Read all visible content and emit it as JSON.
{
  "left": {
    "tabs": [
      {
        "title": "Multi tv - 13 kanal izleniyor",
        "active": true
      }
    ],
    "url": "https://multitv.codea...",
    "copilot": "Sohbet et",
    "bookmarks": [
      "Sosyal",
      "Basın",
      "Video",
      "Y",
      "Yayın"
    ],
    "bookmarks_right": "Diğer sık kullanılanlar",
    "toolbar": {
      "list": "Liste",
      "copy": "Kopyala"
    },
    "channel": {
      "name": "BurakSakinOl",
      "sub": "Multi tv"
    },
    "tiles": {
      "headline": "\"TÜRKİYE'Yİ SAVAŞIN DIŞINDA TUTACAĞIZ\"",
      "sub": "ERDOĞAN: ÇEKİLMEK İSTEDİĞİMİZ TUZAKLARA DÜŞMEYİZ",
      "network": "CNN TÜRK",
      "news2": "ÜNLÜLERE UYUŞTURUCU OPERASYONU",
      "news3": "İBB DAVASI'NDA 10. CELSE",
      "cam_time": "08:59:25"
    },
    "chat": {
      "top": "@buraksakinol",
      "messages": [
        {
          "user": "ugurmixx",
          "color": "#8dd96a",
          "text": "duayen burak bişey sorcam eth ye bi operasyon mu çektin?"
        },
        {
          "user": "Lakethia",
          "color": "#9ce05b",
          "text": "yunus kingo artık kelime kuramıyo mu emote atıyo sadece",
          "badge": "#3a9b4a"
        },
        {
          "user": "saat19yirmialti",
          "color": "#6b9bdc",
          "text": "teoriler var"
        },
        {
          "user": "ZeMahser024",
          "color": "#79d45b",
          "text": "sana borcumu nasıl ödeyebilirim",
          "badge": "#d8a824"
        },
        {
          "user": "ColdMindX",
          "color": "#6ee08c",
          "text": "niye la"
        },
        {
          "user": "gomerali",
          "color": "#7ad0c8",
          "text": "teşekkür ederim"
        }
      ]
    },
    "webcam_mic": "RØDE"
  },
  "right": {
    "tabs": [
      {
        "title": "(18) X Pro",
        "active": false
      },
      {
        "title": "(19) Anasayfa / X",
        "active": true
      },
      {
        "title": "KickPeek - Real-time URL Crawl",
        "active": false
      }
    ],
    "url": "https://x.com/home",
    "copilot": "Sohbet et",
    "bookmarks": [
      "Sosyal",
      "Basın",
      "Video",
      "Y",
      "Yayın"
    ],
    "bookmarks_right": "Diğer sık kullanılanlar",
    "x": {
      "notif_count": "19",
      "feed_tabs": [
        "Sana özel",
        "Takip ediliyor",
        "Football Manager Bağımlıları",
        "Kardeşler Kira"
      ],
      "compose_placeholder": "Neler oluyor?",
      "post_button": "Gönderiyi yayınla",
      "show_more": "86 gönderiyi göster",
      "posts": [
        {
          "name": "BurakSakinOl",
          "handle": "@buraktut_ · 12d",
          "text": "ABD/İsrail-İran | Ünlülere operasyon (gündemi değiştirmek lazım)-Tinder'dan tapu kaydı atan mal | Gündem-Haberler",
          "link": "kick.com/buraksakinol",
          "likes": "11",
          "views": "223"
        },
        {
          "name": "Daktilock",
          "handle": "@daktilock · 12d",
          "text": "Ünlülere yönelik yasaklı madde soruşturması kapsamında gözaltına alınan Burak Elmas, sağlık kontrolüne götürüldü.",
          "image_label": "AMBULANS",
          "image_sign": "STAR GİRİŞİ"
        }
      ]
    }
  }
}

##########

#### WORK TO COMPLETE:
Exactly reproduce every line of the records.

#### FULL SOLUTION:
Read all visible content and emit it as JSON.
{
  "left": {
    "tabs": [
      {
        "title": "Multi tv - 13 kanal izleniyor",
        "active": true
      }
    ],
    "url": "https://multitv.codea...",
    "copilot": "Sohbet et",
    "bookmarks": [
      "Sosyal",
      "Basın",
      "Video",
      "Y",
      "Yayın"
    ],
    "bookmarks_right": "Diğer sık kullanılanlar",
    "toolbar": {
      "list": "Liste",
      "copy": "Kopyala"
    },
    "channel": {
      "name": "BurakSakinOl",
      "sub": "Multi tv"
    },
    "tiles": {
      "headline": "\"TÜRKİYE'Yİ SAVAŞIN DIŞINDA TUTACAĞIZ\"",
      "sub": "ERDOĞAN: ÇEKİLMEK İSTEDİĞİMİZ TUZAKLARA DÜŞMEYİZ",
      "network": "CNN TÜRK",
      "news2": "ÜNLÜLERE UYUŞTURUCU OPERASYONU",
      "news3": "İBB DAVASI'NDA 10. CELSE",
      "cam_time": "08:59:25"
    },
    "chat": {
      "top": "@buraksakinol",
      "messages": [
        {
          "user": "ugurmixx",
          "color": "#8dd96a",
          "text": "duayen burak bişey sorcam eth ye bi operasyon mu çektin?"
        },
        {
          "user": "Lakethia",
          "color": "#9ce05b",
          "text": "yunus kingo artık kelime kuramıyo mu emote atıyo sadece",
          "badge": "#3a9b4a"
        },
        {
          "user": "saat19yirmialti",
          "color": "#6b9bdc",
          "text": "teoriler var"
        },
        {
          "user": "ZeMahser024",
          "color": "#79d45b",
          "text": "sana borcumu nasıl ödeyebilirim",
          "badge": "#d8a824"
        },
        {
          "user": "ColdMindX",
          "color": "#6ee08c",
          "text": "niye la"
        },
        {
          "user": "gomerali",
          "color": "#7ad0c8",
          "text": "teşekkür ederim"
        }
      ]
    },
    "webcam_mic": "RØDE"
  },
  "right": {
    "tabs": [
      {
        "title": "(18) X Pro",
        "active": false
      },
      {
        "title": "(19) Anasayfa / X",
        "active": true
      },
      {
        "title": "KickPeek - Real-time URL Crawl",
        "active": false
      }
    ],
    "url": "https://x.com/home",
    "copilot": "Sohbet et",
    "bookmarks": [
      "Sosyal",
      "Basın",
      "Video",
      "Y",
      "Yayın"
    ],
    "bookmarks_right": "Diğer sık kullanılanlar",
    "x": {
      "notif_count": "19",
      "feed_tabs": [
        "Sana özel",
        "Takip ediliyor",
        "Football Manager Bağımlıları",
        "Kardeşler Kira"
      ],
      "compose_placeholder": "Neler oluyor?",
      "post_button": "Gönderiyi yayınla",
      "show_more": "86 gönderiyi göster",
      "posts": [
        {
          "name": "BurakSakinOl",
          "handle": "@buraktut_ · 12d",
          "text": "ABD/İsrail-İran | Ünlülere operasyon (gündemi değiştirmek lazım)-Tinder'dan tapu kaydı atan mal | Gündem-Haberler",
          "link": "kick.com/buraksakinol",
          "likes": "11",
          "views": "223"
        },
        {
          "name": "Daktilock",
          "handle": "@daktilock · 12d",
          "text": "Ünlülere yönelik yasaklı madde soruşturması kapsamında gözaltına alınan Burak Elmas, sağlık kontrolüne götürüldü.",
          "image_label": "AMBULANS",
          "image_sign": "STAR GİRİŞİ"
        }
      ]
    }
  }
}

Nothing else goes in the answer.